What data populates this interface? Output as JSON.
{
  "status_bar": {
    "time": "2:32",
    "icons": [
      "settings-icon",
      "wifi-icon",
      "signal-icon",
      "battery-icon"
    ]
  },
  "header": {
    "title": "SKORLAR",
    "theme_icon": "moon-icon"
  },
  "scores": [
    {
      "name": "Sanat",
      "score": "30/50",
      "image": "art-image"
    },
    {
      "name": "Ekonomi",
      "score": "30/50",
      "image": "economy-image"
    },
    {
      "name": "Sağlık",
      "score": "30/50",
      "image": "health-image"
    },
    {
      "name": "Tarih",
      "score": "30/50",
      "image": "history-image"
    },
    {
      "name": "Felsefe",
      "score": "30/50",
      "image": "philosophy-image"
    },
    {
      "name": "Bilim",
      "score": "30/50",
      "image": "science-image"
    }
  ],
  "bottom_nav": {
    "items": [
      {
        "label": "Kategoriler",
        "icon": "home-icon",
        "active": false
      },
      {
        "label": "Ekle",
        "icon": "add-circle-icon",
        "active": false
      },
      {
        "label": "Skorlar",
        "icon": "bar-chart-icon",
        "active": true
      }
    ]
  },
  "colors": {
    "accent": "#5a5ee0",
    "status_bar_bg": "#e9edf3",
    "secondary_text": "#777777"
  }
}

◆ WRITTEN TASK
Exactly as they are written, print the entries again.

◆ TASK ANSWER
What data populates this interface? Output as JSON.
{
  "status_bar": {
    "time": "2:32",
    "icons": [
      "settings-icon",
      "wifi-icon",
      "signal-icon",
      "battery-icon"
    ]
  },
  "header": {
    "title": "SKORLAR",
    "theme_icon": "moon-icon"
  },
  "scores": [
    {
      "name": "Sanat",
      "score": "30/50",
      "image": "art-image"
    },
    {
      "name": "Ekonomi",
      "score": "30/50",
      "image": "economy-image"
    },
    {
      "name": "Sağlık",
      "score": "30/50",
      "image": "health-image"
    },
    {
      "name": "Tarih",
      "score": "30/50",
      "image": "history-image"
    },
    {
      "name": "Felsefe",
      "score": "30/50",
      "image": "philosophy-image"
    },
    {
      "name": "Bilim",
      "score": "30/50",
      "image": "science-image"
    }
  ],
  "bottom_nav": {
    "items": [
      {
        "label": "Kategoriler",
        "icon": "home-icon",
        "active": false
      },
      {
        "label": "Ekle",
        "icon": "add-circle-icon",
        "active": false
      },
      {
        "label": "Skorlar",
        "icon": "bar-chart-icon",
        "active": true
      }
    ]
  },
  "colors": {
    "accent": "#5a5ee0",
    "status_bar_bg": "#e9edf3",
    "secondary_text": "#777777"
  }
}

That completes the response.